**PROBLEM**
Find each line with the word "simulator" and copy it.

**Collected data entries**
::::::::::

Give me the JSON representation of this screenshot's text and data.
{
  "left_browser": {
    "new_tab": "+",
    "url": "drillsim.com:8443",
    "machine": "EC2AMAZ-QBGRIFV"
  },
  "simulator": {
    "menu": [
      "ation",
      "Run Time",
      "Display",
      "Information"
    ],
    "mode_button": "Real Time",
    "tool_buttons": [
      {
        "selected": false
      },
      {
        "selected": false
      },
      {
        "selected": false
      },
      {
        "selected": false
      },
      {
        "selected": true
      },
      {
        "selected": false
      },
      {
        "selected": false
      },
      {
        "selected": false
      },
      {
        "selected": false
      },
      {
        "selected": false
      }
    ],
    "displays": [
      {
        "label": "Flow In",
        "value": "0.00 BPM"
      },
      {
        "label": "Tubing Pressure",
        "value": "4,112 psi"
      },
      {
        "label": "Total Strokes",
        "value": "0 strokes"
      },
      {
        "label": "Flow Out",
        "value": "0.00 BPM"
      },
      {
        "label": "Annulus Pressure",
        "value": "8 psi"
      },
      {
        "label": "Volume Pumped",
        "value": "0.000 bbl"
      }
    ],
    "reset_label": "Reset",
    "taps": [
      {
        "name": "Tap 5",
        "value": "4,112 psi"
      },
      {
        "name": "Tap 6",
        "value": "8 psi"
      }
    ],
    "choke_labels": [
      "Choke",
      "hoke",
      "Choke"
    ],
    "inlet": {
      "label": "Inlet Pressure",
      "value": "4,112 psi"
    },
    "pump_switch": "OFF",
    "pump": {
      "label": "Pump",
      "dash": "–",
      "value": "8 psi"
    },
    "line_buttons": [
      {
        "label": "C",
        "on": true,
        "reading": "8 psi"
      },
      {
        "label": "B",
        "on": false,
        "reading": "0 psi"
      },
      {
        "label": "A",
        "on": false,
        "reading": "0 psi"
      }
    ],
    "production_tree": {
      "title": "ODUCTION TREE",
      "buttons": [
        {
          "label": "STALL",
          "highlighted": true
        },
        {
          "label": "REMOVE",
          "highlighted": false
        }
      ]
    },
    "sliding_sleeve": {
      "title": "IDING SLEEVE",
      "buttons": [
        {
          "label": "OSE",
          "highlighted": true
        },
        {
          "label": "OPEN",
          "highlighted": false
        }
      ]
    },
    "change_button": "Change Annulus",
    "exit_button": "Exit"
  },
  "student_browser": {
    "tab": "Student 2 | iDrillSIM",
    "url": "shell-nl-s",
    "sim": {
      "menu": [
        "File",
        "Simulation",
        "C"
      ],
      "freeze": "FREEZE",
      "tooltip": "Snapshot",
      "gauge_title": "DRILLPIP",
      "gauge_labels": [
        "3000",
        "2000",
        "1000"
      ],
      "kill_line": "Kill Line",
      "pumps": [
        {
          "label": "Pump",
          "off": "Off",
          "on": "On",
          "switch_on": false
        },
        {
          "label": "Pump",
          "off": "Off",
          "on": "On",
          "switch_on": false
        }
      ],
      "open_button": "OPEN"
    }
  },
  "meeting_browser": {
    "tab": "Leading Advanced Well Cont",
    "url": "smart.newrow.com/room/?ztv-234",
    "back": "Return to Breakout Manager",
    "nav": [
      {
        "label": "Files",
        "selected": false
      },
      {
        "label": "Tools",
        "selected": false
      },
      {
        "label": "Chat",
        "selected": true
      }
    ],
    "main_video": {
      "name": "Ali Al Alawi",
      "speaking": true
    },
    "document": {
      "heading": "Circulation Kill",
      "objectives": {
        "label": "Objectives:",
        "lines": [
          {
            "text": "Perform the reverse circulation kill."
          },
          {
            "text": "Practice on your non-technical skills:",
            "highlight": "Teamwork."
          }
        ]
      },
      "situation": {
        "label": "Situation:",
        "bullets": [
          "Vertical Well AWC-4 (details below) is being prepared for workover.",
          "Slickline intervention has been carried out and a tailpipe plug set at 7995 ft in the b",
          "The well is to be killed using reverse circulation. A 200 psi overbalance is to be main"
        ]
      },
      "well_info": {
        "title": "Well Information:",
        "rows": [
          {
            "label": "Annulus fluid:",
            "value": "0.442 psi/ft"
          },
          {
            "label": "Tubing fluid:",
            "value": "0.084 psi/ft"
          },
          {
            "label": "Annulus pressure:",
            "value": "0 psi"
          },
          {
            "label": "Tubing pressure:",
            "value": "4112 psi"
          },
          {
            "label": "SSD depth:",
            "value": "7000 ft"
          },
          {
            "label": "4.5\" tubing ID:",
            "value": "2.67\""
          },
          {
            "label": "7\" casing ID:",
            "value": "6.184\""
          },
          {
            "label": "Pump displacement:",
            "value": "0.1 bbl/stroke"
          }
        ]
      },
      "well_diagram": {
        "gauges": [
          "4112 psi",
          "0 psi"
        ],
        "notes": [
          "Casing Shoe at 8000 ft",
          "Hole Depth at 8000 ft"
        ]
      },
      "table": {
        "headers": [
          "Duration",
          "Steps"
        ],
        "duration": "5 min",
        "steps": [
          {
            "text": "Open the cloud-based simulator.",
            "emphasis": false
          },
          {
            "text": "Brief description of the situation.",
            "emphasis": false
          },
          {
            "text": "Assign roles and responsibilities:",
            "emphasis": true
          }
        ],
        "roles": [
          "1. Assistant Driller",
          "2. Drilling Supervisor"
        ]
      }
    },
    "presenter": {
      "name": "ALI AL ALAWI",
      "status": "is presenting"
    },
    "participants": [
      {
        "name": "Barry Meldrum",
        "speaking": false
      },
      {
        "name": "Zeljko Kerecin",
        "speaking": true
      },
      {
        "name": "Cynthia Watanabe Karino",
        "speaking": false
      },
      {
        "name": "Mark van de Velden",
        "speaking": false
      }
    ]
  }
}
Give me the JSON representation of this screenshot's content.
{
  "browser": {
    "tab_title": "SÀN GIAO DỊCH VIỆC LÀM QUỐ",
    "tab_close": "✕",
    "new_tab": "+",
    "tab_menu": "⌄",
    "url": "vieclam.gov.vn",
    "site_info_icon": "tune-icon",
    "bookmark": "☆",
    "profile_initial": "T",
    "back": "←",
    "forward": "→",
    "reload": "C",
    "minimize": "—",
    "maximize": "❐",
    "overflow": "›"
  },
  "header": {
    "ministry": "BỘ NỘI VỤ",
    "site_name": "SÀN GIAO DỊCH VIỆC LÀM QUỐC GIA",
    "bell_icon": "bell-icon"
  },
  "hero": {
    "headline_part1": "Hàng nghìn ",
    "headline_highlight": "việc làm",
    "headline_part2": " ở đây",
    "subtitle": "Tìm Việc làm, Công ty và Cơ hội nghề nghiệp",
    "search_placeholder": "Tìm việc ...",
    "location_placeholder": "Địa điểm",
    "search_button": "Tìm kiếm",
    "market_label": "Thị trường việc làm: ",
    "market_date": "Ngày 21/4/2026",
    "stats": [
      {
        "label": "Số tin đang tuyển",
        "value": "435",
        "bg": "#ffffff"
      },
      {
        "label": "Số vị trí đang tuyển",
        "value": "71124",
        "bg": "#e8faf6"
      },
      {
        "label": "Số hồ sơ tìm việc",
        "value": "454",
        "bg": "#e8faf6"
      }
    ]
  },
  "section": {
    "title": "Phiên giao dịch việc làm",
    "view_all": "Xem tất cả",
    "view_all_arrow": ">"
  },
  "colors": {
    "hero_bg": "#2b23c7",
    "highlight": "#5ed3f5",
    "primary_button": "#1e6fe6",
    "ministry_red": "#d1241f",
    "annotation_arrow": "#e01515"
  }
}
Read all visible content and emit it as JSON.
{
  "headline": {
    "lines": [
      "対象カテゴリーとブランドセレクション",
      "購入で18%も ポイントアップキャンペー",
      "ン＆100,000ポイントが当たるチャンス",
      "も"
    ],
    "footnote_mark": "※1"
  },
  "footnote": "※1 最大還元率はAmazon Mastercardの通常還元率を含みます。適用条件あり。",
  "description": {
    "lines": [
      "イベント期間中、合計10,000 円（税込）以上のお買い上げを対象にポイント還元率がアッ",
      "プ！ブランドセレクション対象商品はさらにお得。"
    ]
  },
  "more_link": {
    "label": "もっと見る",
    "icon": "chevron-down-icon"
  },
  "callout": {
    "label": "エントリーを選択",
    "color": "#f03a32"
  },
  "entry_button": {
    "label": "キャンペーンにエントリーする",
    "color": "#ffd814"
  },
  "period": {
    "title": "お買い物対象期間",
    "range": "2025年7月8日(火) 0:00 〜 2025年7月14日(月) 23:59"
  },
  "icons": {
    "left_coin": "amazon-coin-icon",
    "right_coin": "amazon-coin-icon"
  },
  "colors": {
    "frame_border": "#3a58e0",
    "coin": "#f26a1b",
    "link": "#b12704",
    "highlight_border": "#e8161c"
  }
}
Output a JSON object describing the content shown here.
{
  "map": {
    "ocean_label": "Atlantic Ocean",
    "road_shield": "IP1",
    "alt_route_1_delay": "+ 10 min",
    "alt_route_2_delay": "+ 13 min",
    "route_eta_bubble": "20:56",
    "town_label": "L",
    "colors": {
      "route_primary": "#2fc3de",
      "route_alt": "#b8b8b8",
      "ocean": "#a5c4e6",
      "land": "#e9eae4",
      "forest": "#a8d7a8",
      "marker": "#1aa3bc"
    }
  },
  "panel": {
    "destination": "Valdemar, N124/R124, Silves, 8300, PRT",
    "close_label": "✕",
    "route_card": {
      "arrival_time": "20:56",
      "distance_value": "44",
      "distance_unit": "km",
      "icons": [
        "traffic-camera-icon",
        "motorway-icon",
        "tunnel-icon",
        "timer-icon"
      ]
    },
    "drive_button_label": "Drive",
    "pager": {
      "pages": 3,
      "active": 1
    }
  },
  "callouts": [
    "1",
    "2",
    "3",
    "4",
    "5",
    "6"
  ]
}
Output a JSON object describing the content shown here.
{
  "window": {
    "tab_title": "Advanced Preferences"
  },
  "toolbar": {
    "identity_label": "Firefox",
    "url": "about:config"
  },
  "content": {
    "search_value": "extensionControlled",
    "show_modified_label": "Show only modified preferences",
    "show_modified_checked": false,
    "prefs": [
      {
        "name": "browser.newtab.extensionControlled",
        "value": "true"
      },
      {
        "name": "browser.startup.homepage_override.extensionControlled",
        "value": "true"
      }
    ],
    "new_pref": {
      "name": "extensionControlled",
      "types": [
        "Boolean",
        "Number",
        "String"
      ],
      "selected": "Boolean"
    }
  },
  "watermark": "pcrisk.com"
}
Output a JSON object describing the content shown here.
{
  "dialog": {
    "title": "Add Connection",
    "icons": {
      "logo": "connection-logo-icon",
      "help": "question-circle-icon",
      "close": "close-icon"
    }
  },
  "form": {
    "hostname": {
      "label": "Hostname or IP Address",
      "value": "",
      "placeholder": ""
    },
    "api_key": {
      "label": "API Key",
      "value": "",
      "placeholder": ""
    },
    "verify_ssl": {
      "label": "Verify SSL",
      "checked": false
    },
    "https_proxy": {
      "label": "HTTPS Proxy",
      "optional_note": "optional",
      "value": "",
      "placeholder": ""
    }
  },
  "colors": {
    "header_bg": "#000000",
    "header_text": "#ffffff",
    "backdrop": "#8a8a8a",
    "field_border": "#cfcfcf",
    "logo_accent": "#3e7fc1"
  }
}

::::::::::

**WRITTEN RESPONSE**
  "simulator": {
            "text": "Open the cloud-based simulator.",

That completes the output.